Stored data
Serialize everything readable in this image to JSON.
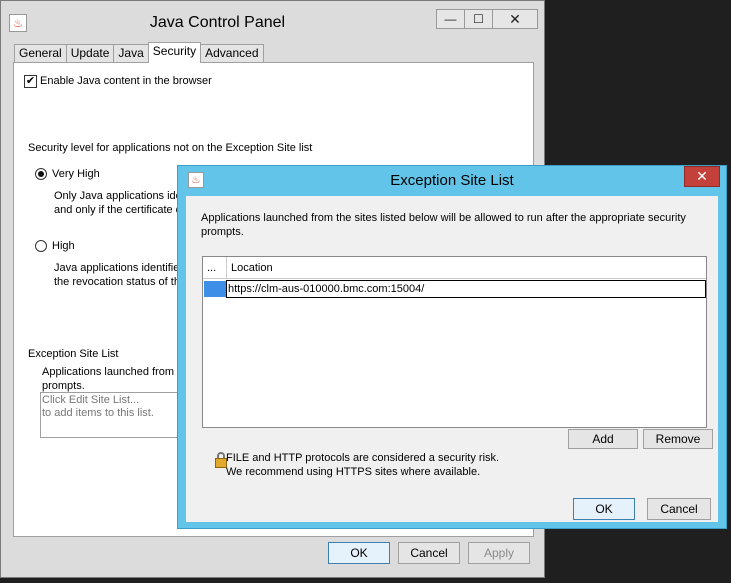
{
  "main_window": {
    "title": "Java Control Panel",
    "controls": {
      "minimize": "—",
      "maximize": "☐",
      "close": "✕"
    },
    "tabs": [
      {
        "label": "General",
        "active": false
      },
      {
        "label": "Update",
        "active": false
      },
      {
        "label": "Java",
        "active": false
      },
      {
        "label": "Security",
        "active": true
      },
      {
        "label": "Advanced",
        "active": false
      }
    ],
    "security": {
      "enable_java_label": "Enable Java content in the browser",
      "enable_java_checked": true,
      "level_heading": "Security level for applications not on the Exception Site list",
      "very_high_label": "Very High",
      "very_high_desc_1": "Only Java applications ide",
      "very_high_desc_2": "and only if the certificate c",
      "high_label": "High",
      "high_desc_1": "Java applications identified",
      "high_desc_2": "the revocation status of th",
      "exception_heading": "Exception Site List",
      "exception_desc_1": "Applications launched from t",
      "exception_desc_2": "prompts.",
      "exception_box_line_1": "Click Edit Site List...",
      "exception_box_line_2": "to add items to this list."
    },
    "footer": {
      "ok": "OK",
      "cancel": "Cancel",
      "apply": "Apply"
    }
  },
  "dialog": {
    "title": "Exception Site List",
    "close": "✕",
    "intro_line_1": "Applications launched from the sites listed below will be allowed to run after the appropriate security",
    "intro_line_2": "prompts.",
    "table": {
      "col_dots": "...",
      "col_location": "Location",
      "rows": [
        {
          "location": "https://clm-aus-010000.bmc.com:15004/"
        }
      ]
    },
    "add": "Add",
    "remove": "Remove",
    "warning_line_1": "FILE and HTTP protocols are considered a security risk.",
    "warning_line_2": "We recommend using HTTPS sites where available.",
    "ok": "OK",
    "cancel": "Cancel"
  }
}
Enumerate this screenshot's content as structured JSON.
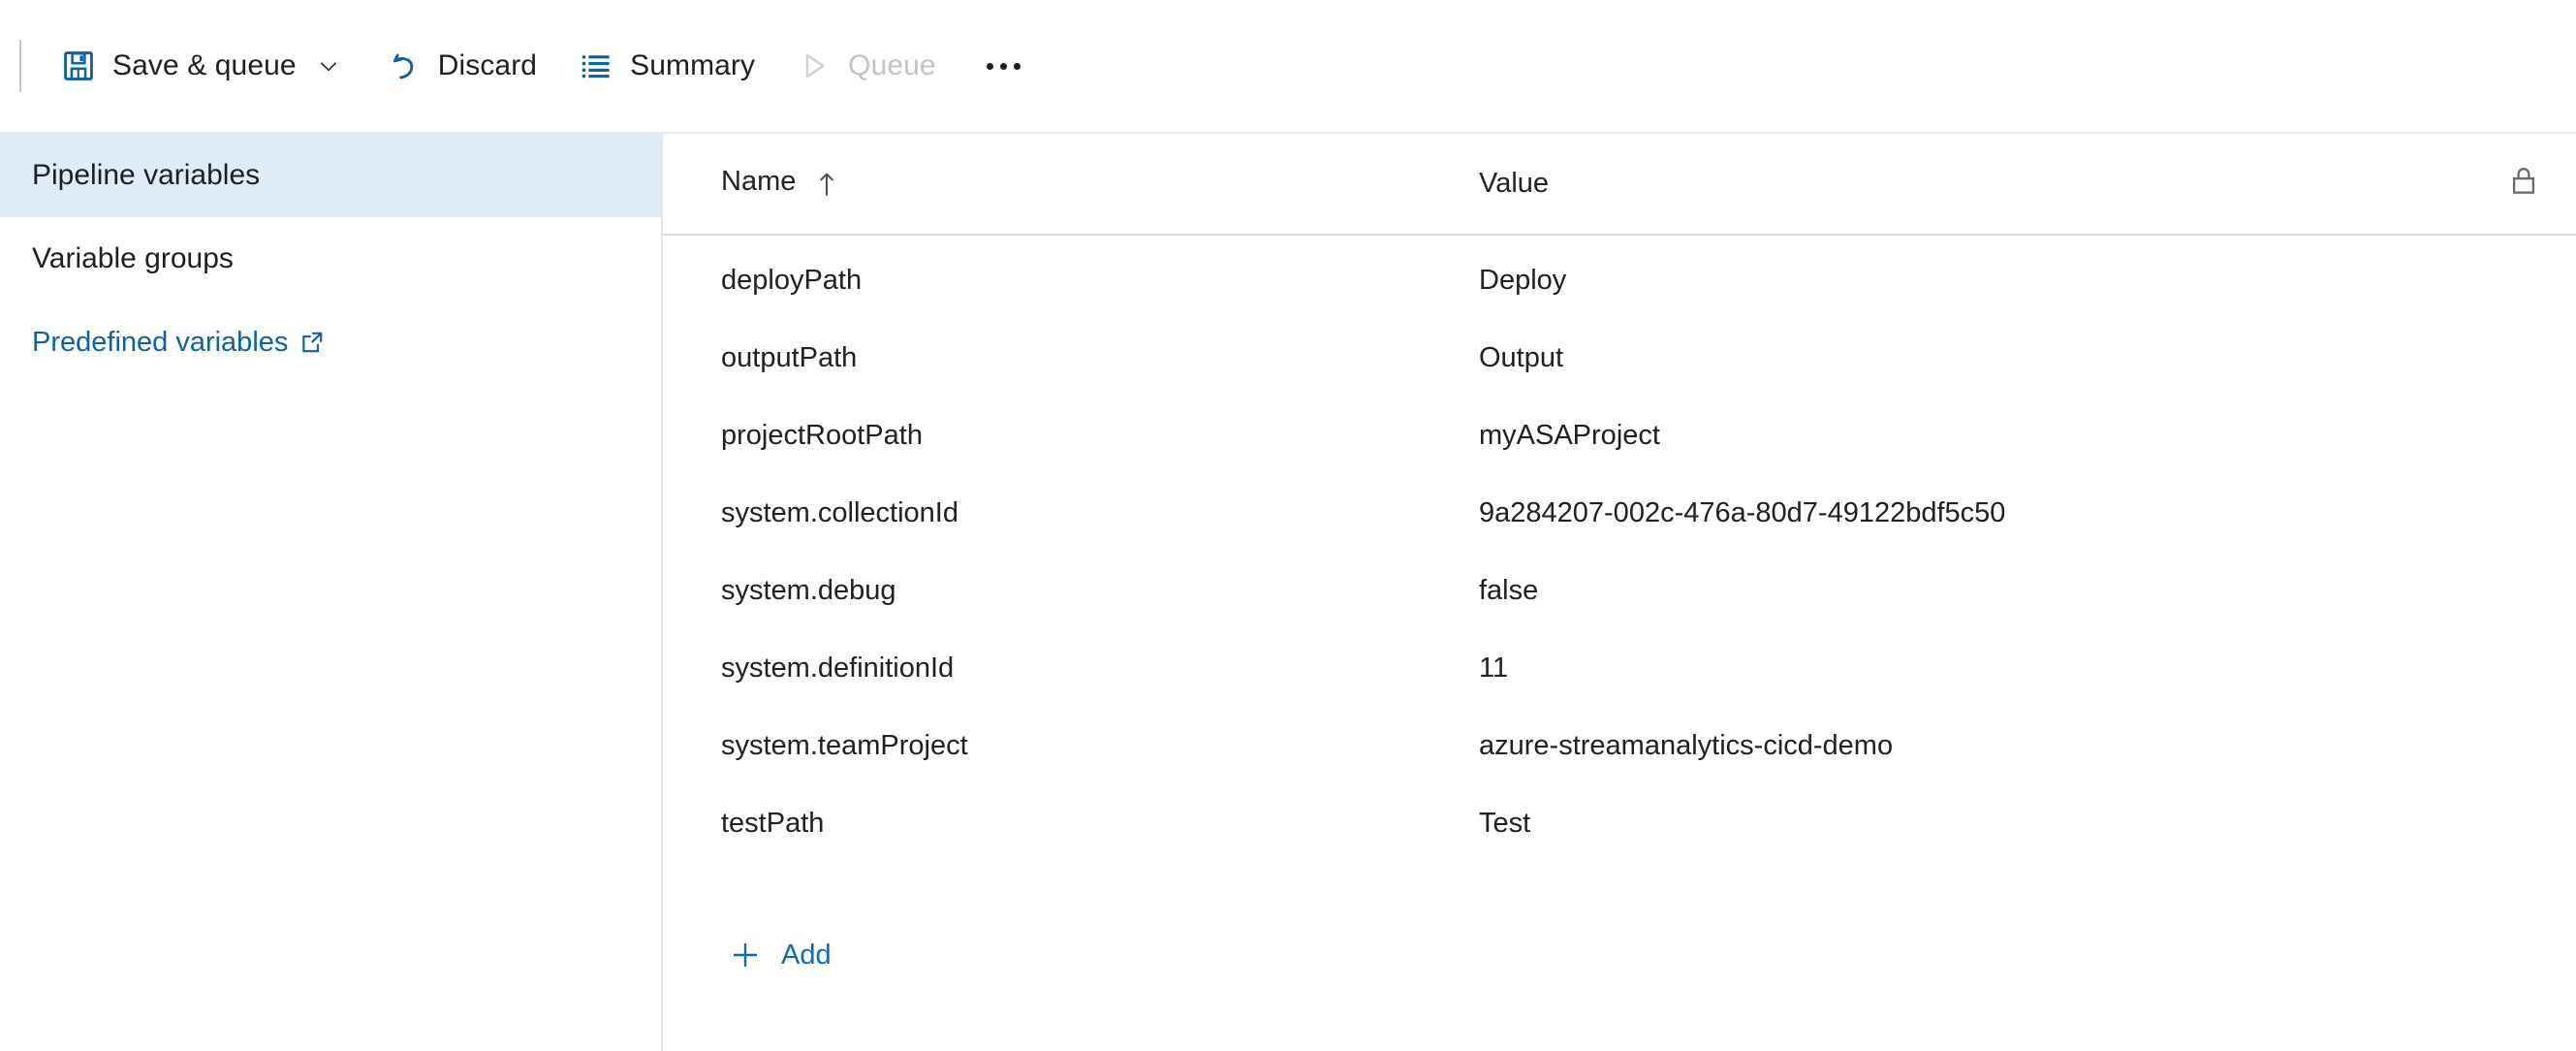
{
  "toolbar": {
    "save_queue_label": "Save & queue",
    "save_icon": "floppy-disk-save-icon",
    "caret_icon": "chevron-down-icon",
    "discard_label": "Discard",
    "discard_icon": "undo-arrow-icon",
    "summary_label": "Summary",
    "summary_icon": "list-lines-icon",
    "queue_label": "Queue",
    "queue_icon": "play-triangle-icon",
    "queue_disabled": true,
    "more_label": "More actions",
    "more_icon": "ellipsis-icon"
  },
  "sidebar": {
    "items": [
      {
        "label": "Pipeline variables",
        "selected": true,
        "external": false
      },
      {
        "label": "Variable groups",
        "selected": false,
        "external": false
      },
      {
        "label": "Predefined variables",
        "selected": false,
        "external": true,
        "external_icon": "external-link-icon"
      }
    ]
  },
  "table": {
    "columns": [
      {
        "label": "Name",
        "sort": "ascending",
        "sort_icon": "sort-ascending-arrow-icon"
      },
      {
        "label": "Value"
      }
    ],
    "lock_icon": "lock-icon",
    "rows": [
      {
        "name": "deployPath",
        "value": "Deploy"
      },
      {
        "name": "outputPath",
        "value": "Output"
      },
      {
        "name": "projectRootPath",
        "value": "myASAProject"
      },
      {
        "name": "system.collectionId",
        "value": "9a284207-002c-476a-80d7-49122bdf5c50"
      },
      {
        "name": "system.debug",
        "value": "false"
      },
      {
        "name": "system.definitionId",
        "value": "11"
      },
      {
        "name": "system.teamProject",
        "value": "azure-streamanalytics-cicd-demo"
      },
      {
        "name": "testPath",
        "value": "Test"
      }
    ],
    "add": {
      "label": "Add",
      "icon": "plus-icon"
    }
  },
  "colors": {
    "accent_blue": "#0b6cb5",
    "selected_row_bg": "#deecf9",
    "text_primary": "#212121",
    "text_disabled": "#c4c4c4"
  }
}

> _What is required_:
Word for word, quote the lines above. Omit the pictures.

> _Response_:
Serialize everything readable in this image to JSON.
{
  "main_window": {
    "title": "Java Control Panel",
    "controls": {
      "minimize": "—",
      "maximize": "☐",
      "close": "✕"
    },
    "tabs": [
      {
        "label": "General",
        "active": false
      },
      {
        "label": "Update",
        "active": false
      },
      {
        "label": "Java",
        "active": false
      },
      {
        "label": "Security",
        "active": true
      },
      {
        "label": "Advanced",
        "active": false
      }
    ],
    "security": {
      "enable_java_label": "Enable Java content in the browser",
      "enable_java_checked": true,
      "level_heading": "Security level for applications not on the Exception Site list",
      "very_high_label": "Very High",
      "very_high_desc_1": "Only Java applications ide",
      "very_high_desc_2": "and only if the certificate c",
      "high_label": "High",
      "high_desc_1": "Java applications identified",
      "high_desc_2": "the revocation status of th",
      "exception_heading": "Exception Site List",
      "exception_desc_1": "Applications launched from t",
      "exception_desc_2": "prompts.",
      "exception_box_line_1": "Click Edit Site List...",
      "exception_box_line_2": "to add items to this list."
    },
    "footer": {
      "ok": "OK",
      "cancel": "Cancel",
      "apply": "Apply"
    }
  },
  "dialog": {
    "title": "Exception Site List",
    "close": "✕",
    "intro_line_1": "Applications launched from the sites listed below will be allowed to run after the appropriate security",
    "intro_line_2": "prompts.",
    "table": {
      "col_dots": "...",
      "col_location": "Location",
      "rows": [
        {
          "location": "https://clm-aus-010000.bmc.com:15004/"
        }
      ]
    },
    "add": "Add",
    "remove": "Remove",
    "warning_line_1": "FILE and HTTP protocols are considered a security risk.",
    "warning_line_2": "We recommend using HTTPS sites where available.",
    "ok": "OK",
    "cancel": "Cancel"
  }
}
Enumerate this screenshot's content as structured JSON.
{
  "toolbar": {
    "save_queue_label": "Save & queue",
    "save_icon": "floppy-disk-save-icon",
    "caret_icon": "chevron-down-icon",
    "discard_label": "Discard",
    "discard_icon": "undo-arrow-icon",
    "summary_label": "Summary",
    "summary_icon": "list-lines-icon",
    "queue_label": "Queue",
    "queue_icon": "play-triangle-icon",
    "queue_disabled": true,
    "more_label": "More actions",
    "more_icon": "ellipsis-icon"
  },
  "sidebar": {
    "items": [
      {
        "label": "Pipeline variables",
        "selected": true,
        "external": false
      },
      {
        "label": "Variable groups",
        "selected": false,
        "external": false
      },
      {
        "label": "Predefined variables",
        "selected": false,
        "external": true,
        "external_icon": "external-link-icon"
      }
    ]
  },
  "table": {
    "columns": [
      {
        "label": "Name",
        "sort": "ascending",
        "sort_icon": "sort-ascending-arrow-icon"
      },
      {
        "label": "Value"
      }
    ],
    "lock_icon": "lock-icon",
    "rows": [
      {
        "name": "deployPath",
        "value": "Deploy"
      },
      {
        "name": "outputPath",
        "value": "Output"
      },
      {
        "name": "projectRootPath",
        "value": "myASAProject"
      },
      {
        "name": "system.collectionId",
        "value": "9a284207-002c-476a-80d7-49122bdf5c50"
      },
      {
        "name": "system.debug",
        "value": "false"
      },
      {
        "name": "system.definitionId",
        "value": "11"
      },
      {
        "name": "system.teamProject",
        "value": "azure-streamanalytics-cicd-demo"
      },
      {
        "name": "testPath",
        "value": "Test"
      }
    ],
    "add": {
      "label": "Add",
      "icon": "plus-icon"
    }
  },
  "colors": {
    "accent_blue": "#0b6cb5",
    "selected_row_bg": "#deecf9",
    "text_primary": "#212121",
    "text_disabled": "#c4c4c4"
  }
}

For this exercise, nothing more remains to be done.